Records provided:
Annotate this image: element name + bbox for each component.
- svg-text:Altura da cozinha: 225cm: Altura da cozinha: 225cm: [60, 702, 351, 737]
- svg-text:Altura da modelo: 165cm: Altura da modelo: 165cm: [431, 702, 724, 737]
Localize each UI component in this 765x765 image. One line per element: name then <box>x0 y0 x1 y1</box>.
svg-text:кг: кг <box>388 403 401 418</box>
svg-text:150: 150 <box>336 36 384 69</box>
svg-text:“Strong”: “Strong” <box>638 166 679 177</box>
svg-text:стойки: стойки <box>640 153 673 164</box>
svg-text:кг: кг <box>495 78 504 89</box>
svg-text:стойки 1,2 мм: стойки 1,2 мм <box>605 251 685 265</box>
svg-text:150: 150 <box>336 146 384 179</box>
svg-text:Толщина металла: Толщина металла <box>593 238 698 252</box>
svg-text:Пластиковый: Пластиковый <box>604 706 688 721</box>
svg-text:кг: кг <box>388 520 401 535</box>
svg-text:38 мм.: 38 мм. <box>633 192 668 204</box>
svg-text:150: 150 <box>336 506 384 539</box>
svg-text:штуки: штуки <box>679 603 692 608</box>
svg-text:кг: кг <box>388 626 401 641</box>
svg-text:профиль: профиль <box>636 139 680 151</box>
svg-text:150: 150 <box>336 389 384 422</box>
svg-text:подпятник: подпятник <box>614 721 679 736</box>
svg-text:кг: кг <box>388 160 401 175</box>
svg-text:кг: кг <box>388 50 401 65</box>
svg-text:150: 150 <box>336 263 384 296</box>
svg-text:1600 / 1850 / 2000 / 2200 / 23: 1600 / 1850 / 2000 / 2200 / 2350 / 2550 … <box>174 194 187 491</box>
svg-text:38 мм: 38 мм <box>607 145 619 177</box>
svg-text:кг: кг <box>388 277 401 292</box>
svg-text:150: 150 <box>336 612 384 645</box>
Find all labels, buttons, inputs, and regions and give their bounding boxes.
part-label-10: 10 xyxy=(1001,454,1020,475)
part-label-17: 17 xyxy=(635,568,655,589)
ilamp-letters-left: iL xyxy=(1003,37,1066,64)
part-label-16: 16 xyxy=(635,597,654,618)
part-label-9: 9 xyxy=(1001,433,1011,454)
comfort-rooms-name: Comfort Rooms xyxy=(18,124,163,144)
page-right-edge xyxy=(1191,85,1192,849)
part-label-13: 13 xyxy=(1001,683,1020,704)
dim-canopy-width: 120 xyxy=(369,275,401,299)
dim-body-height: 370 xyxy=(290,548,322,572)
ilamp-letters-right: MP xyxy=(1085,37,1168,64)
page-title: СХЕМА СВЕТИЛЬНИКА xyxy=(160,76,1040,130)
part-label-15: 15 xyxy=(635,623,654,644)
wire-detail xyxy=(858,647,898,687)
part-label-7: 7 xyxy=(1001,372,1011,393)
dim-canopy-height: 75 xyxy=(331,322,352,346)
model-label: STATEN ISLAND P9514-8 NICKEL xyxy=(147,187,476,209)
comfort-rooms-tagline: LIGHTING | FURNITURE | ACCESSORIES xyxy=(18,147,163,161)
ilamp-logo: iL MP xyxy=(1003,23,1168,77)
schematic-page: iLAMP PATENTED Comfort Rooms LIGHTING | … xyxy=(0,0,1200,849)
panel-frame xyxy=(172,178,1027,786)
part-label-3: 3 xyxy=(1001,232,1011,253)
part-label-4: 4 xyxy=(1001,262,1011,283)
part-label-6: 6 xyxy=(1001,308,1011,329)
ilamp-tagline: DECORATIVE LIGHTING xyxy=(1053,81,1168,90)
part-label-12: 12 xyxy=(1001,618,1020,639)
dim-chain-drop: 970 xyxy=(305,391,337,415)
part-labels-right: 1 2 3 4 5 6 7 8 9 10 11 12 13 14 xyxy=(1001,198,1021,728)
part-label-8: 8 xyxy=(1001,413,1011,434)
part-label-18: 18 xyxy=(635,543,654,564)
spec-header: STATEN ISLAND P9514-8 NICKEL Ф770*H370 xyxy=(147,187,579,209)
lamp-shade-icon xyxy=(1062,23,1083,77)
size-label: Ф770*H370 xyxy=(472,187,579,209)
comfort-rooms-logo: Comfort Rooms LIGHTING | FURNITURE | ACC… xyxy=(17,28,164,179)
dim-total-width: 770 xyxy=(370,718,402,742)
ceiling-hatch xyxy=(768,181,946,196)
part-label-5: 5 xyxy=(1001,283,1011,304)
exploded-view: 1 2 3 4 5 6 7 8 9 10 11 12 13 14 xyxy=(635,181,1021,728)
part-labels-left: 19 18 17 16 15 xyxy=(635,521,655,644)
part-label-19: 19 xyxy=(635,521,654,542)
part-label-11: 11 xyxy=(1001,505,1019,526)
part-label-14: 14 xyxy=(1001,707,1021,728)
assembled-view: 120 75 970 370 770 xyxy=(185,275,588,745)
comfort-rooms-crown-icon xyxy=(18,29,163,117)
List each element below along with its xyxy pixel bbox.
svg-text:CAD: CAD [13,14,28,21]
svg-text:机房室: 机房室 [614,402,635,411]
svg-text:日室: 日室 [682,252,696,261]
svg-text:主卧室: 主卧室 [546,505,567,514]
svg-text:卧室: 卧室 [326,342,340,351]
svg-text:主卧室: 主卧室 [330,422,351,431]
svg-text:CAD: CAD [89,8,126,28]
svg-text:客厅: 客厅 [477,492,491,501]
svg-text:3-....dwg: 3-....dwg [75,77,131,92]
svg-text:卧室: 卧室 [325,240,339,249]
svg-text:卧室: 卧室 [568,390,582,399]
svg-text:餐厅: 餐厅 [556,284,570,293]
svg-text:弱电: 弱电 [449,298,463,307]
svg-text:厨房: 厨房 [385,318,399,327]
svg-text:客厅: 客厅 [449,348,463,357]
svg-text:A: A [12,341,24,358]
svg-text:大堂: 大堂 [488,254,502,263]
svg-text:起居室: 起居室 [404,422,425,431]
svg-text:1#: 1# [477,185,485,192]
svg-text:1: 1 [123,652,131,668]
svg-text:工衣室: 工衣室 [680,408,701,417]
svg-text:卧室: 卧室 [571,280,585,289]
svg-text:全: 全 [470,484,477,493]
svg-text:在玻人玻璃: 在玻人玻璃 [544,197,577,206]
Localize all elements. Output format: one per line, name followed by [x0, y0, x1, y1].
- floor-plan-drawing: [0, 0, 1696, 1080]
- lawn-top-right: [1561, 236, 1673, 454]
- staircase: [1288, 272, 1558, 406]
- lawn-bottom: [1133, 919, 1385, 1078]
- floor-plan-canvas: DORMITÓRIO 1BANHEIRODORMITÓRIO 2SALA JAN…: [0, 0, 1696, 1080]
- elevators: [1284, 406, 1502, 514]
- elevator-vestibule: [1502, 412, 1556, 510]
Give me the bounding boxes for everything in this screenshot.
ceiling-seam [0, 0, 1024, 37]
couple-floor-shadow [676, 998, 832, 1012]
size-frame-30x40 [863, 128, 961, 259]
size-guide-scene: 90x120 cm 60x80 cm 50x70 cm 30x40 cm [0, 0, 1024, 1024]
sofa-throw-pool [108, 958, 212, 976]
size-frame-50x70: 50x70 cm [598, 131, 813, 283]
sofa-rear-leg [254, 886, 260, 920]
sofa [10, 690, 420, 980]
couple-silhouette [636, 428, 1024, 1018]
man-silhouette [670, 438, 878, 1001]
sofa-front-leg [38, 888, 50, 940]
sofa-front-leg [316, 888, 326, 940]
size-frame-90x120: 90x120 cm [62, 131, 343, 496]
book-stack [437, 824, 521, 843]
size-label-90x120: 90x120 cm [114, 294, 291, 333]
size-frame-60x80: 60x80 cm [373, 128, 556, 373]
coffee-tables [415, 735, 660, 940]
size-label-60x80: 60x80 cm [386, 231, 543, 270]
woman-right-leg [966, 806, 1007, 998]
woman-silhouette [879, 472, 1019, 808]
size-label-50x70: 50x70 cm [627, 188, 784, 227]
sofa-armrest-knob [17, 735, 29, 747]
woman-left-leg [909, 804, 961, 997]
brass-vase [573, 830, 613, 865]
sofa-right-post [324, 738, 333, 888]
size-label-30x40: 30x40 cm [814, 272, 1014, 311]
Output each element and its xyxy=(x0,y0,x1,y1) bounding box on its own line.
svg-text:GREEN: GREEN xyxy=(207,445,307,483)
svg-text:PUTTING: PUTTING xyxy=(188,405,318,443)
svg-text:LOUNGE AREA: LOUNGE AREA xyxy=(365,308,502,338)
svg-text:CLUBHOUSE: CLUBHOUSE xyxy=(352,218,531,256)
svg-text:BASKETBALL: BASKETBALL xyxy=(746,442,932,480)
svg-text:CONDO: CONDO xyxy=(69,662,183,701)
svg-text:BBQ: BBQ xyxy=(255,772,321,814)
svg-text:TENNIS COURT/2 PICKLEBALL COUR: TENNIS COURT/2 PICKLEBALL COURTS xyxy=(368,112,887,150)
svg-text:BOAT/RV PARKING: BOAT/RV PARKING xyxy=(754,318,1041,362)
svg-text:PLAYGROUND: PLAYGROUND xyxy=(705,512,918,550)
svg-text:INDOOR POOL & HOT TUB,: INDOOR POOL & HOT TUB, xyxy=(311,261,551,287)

What you have to do:
From the records above, list every line that contains the string "height". Matching is case-sensitive.

Complete response:
dim-body-height: 370 xyxy=(290,548,322,572)
dim-canopy-height: 75 xyxy=(331,322,352,346)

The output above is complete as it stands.